- _WHAT THIS TASK INVOLVES_
Using the material below, state how many of its lines contain the string "Median", with no other words.

+++ DATA FOR THE TASK

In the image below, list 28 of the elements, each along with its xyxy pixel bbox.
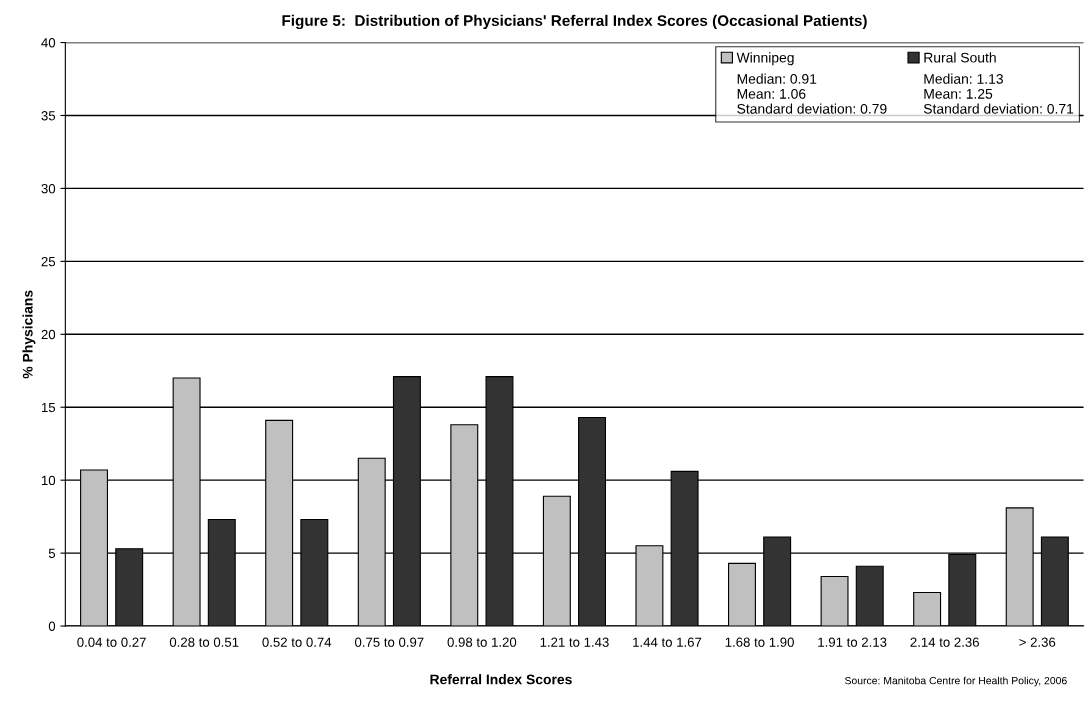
x-tick-label: 1.44 to 1.67 [633, 637, 702, 647]
annotation: Median: 1.13 Mean: 1.25 Standard deviation: 0.71 [923, 73, 1074, 114]
x-tick-label: 0.28 to 0.51 [169, 637, 239, 647]
y-tick-label: 40 [41, 38, 56, 48]
y-tick-label: 10 [41, 475, 56, 486]
legend-label: Winnipeg [736, 52, 794, 66]
y-tick-label: 25 [41, 256, 56, 267]
x-tick-label: 0.52 to 0.74 [262, 637, 332, 647]
annotation: Median: 0.91 Mean: 1.06 Standard deviation: 0.79 [737, 73, 887, 114]
y-axis-title: % Physicians [22, 290, 36, 379]
x-tick-label: 1.91 to 2.13 [818, 637, 887, 647]
x-tick-label: 2.14 to 2.36 [910, 637, 979, 647]
y-tick-label: 30 [41, 183, 56, 194]
x-tick-label: 1.21 to 1.43 [540, 637, 609, 647]
x-tick-label: 0.75 to 0.97 [354, 637, 424, 647]
x-axis-title: Referral Index Scores [430, 674, 572, 685]
y-tick-label: 0 [48, 621, 56, 631]
y-tick-label: 5 [48, 548, 56, 559]
y-tick-label: 15 [41, 402, 56, 413]
x-tick-label: > 2.36 [1019, 637, 1056, 647]
x-tick-label: 0.98 to 1.20 [447, 637, 517, 647]
chart-title: Figure 5: Distribution of Physicians' Referral Index Scores (Occasional Patients) [282, 14, 867, 30]
x-tick-label: 1.68 to 1.90 [725, 637, 794, 647]
source-note: Source: Manitoba Centre for Health Policy, 2006 [844, 676, 1067, 687]
x-tick-label: 0.04 to 0.27 [77, 637, 146, 647]
legend-label: Rural South [924, 52, 996, 63]
y-tick-label: 20 [41, 329, 56, 340]
y-tick-label: 35 [41, 111, 56, 121]
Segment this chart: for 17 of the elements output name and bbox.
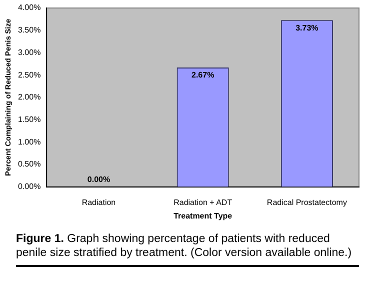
y-tick-label: 1.50%: [18, 114, 41, 124]
x-tick-label: Radical Prostatectomy: [266, 198, 347, 207]
data-label: 2.67%: [192, 70, 214, 80]
y-tick-label: 3.00%: [18, 48, 41, 57]
y-tick-label: 2.50%: [18, 70, 41, 80]
data-label: 3.73%: [296, 23, 318, 32]
data-label: 0.00%: [87, 175, 110, 184]
x-tick-label: Radiation + ADT: [174, 198, 232, 207]
x-tick-label: Radiation: [82, 198, 116, 207]
y-tick-label: 0.00%: [18, 182, 41, 192]
caption: Figure 1. Graph showing percentage of patients with reduced penile size stratified by treatment. (Color version available online.): [16, 233, 352, 259]
y-tick-label: 3.50%: [18, 26, 41, 35]
y-tick-label: 0.50%: [18, 160, 41, 169]
y-tick-label: 1.00%: [18, 137, 41, 146]
y-tick-label: 4.00%: [18, 3, 41, 12]
y-tick-label: 2.00%: [18, 92, 41, 102]
x-axis-title: Treatment Type: [174, 211, 233, 220]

++++++

- _RESULT OF THIS EXERCISE_
2